Set problem =>
Which lines below hold the word "Mejorar"? Report each one.

** Start Records **

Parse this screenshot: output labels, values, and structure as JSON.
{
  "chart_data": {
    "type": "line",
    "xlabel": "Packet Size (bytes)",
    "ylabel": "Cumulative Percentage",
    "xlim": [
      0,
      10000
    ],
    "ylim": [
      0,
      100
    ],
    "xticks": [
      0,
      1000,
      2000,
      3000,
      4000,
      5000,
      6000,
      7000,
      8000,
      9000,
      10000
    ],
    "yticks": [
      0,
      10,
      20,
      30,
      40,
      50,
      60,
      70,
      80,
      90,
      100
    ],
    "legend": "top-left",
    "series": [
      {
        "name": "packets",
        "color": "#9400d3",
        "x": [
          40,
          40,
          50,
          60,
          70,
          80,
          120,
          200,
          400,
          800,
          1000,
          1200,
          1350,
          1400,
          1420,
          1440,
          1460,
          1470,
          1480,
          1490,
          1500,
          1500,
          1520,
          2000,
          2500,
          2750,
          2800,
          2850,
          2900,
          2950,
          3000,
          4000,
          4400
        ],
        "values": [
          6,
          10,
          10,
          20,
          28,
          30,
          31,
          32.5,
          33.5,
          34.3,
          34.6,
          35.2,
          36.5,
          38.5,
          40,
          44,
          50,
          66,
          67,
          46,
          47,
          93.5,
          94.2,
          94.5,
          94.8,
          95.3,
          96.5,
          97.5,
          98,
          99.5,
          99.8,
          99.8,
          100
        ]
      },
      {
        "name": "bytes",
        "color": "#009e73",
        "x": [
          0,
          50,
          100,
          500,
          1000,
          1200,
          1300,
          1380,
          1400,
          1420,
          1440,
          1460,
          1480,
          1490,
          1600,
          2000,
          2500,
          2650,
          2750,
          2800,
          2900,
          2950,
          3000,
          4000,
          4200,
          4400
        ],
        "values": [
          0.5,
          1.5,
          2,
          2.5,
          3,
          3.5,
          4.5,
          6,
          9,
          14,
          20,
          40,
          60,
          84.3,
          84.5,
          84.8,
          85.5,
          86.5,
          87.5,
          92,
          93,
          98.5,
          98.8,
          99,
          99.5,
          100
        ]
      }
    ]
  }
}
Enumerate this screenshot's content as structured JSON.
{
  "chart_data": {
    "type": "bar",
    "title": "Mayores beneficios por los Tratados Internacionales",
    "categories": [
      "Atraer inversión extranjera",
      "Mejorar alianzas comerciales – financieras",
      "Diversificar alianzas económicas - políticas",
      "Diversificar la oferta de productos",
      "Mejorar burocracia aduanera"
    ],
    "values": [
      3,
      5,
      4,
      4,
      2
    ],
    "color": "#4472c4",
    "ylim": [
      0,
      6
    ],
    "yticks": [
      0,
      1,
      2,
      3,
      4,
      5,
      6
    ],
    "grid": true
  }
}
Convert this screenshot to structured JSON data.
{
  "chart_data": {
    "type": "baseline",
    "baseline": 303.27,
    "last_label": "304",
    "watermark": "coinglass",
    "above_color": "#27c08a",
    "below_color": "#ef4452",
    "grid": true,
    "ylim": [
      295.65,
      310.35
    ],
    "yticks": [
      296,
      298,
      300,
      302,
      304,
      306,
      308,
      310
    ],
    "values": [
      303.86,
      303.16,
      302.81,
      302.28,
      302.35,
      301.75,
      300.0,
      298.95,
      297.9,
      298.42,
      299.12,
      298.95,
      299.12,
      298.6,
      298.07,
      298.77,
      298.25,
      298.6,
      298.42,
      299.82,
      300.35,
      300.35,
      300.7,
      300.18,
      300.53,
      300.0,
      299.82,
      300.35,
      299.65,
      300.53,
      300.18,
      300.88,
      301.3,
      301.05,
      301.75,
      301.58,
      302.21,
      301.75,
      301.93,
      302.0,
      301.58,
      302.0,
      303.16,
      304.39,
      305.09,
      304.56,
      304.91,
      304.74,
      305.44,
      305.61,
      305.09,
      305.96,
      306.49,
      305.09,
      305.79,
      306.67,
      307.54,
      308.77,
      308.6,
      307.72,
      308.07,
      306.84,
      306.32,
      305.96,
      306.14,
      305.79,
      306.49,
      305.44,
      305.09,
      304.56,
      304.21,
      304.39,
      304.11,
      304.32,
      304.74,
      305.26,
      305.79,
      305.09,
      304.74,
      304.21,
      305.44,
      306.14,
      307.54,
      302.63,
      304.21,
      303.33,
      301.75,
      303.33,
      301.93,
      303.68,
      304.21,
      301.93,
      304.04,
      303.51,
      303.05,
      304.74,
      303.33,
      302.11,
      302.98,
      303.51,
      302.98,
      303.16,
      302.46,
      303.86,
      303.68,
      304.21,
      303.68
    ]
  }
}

** End Records **
** Start Records **

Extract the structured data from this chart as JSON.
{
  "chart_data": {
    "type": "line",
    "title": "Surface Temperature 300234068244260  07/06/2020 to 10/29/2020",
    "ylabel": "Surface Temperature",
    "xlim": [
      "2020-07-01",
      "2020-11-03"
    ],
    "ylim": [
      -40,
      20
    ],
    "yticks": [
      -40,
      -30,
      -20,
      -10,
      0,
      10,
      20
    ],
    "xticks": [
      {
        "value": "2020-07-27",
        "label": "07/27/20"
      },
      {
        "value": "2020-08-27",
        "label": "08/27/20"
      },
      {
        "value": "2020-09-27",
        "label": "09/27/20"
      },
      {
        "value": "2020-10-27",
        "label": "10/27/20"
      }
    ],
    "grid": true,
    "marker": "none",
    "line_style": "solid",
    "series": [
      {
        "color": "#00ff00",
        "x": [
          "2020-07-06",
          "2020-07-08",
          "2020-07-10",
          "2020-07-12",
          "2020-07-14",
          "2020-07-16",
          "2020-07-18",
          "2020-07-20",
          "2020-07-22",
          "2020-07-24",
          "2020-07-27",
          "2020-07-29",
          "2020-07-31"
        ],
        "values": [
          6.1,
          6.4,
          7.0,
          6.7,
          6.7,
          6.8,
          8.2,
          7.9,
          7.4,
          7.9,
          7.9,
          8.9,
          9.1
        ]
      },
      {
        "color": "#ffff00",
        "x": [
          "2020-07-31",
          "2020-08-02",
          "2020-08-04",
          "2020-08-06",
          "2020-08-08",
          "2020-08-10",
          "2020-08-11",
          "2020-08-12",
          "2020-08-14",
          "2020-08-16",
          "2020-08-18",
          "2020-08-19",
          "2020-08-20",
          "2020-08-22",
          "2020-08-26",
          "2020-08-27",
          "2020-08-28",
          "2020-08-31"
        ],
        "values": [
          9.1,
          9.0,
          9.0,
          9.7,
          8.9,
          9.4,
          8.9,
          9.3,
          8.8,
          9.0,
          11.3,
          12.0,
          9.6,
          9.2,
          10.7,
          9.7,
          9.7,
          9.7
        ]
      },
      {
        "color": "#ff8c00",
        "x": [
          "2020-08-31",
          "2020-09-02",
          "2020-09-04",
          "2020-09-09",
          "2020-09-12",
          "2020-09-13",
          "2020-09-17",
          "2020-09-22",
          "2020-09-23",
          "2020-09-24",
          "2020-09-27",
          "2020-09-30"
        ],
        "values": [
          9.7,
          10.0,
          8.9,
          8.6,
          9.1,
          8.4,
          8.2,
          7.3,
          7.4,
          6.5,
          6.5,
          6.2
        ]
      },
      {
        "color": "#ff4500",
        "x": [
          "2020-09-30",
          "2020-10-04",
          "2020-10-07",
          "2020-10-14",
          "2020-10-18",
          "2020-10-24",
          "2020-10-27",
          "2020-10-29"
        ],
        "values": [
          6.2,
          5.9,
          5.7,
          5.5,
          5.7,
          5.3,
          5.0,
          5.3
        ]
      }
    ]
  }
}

** End Records **

Response for this exercise =>
      "Mejorar alianzas comerciales – financieras",
      "Mejorar burocracia aduanera"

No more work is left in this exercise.